**SOURCE MATERIAL:**
======

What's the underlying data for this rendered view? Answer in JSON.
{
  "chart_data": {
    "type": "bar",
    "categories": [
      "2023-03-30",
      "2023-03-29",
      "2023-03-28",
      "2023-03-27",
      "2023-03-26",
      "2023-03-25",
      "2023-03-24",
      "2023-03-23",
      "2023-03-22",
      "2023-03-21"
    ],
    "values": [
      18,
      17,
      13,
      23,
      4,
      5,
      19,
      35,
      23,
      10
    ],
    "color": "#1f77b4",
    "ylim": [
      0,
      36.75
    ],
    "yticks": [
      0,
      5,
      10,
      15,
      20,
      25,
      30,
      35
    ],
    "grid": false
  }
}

======

**DIRECTION:** Your task is to output all of the data above word for word.

**TASK OUTPUT:**
What's the underlying data for this rendered view? Answer in JSON.
{
  "chart_data": {
    "type": "bar",
    "categories": [
      "2023-03-30",
      "2023-03-29",
      "2023-03-28",
      "2023-03-27",
      "2023-03-26",
      "2023-03-25",
      "2023-03-24",
      "2023-03-23",
      "2023-03-22",
      "2023-03-21"
    ],
    "values": [
      18,
      17,
      13,
      23,
      4,
      5,
      19,
      35,
      23,
      10
    ],
    "color": "#1f77b4",
    "ylim": [
      0,
      36.75
    ],
    "yticks": [
      0,
      5,
      10,
      15,
      20,
      25,
      30,
      35
    ],
    "grid": false
  }
}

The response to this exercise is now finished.